[WHAT YOU HAVE TO DO]:
The exercise asks for every line of the data to be reproduced exactly.

[SUPPLIED MATERIAL]:
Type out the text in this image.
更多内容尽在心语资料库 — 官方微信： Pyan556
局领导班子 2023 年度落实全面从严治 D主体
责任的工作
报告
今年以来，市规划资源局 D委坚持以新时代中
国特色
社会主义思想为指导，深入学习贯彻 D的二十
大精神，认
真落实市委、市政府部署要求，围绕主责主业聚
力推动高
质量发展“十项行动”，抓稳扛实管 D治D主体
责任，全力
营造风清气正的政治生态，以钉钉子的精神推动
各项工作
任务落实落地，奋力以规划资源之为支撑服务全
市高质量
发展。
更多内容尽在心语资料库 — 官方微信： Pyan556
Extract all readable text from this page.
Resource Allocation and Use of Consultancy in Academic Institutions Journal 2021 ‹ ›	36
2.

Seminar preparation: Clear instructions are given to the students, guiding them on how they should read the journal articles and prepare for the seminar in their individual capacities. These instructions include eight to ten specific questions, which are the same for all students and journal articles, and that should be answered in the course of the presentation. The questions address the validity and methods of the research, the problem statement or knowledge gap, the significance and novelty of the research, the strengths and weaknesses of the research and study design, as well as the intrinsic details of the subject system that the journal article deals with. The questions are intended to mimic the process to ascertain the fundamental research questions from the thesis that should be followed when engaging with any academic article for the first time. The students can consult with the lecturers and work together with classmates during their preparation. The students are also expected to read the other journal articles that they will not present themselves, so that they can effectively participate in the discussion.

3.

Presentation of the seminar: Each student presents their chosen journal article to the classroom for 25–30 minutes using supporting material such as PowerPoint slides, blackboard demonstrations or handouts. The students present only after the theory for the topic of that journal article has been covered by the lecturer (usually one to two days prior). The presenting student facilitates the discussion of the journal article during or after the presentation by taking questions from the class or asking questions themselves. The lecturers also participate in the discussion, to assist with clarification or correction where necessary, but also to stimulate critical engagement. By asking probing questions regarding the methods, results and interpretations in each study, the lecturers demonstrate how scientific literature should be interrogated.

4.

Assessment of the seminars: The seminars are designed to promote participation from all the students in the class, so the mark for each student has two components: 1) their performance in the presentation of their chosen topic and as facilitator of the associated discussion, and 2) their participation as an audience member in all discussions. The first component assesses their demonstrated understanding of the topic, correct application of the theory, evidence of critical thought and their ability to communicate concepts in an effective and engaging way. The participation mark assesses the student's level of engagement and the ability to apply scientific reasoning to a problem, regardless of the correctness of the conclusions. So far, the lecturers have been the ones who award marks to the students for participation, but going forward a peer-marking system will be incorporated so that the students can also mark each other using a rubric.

[FINISHED ANSWER]:
Type out the text in this image.
更多内容尽在心语资料库 — 官方微信： Pyan556
局领导班子 2023 年度落实全面从严治 D主体
责任的工作
报告
今年以来，市规划资源局 D委坚持以新时代中
国特色
社会主义思想为指导，深入学习贯彻 D的二十
大精神，认
真落实市委、市政府部署要求，围绕主责主业聚
力推动高
质量发展“十项行动”，抓稳扛实管 D治D主体
责任，全力
营造风清气正的政治生态，以钉钉子的精神推动
各项工作
任务落实落地，奋力以规划资源之为支撑服务全
市高质量
发展。
更多内容尽在心语资料库 — 官方微信： Pyan556
Extract all readable text from this page.
Resource Allocation and Use of Consultancy in Academic Institutions Journal 2021 ‹ ›	36
2.

Seminar preparation: Clear instructions are given to the students, guiding them on how they should read the journal articles and prepare for the seminar in their individual capacities. These instructions include eight to ten specific questions, which are the same for all students and journal articles, and that should be answered in the course of the presentation. The questions address the validity and methods of the research, the problem statement or knowledge gap, the significance and novelty of the research, the strengths and weaknesses of the research and study design, as well as the intrinsic details of the subject system that the journal article deals with. The questions are intended to mimic the process to ascertain the fundamental research questions from the thesis that should be followed when engaging with any academic article for the first time. The students can consult with the lecturers and work together with classmates during their preparation. The students are also expected to read the other journal articles that they will not present themselves, so that they can effectively participate in the discussion.

3.

Presentation of the seminar: Each student presents their chosen journal article to the classroom for 25–30 minutes using supporting material such as PowerPoint slides, blackboard demonstrations or handouts. The students present only after the theory for the topic of that journal article has been covered by the lecturer (usually one to two days prior). The presenting student facilitates the discussion of the journal article during or after the presentation by taking questions from the class or asking questions themselves. The lecturers also participate in the discussion, to assist with clarification or correction where necessary, but also to stimulate critical engagement. By asking probing questions regarding the methods, results and interpretations in each study, the lecturers demonstrate how scientific literature should be interrogated.

4.

Assessment of the seminars: The seminars are designed to promote participation from all the students in the class, so the mark for each student has two components: 1) their performance in the presentation of their chosen topic and as facilitator of the associated discussion, and 2) their participation as an audience member in all discussions. The first component assesses their demonstrated understanding of the topic, correct application of the theory, evidence of critical thought and their ability to communicate concepts in an effective and engaging way. The participation mark assesses the student's level of engagement and the ability to apply scientific reasoning to a problem, regardless of the correctness of the conclusions. So far, the lecturers have been the ones who award marks to the students for participation, but going forward a peer-marking system will be incorporated so that the students can also mark each other using a rubric.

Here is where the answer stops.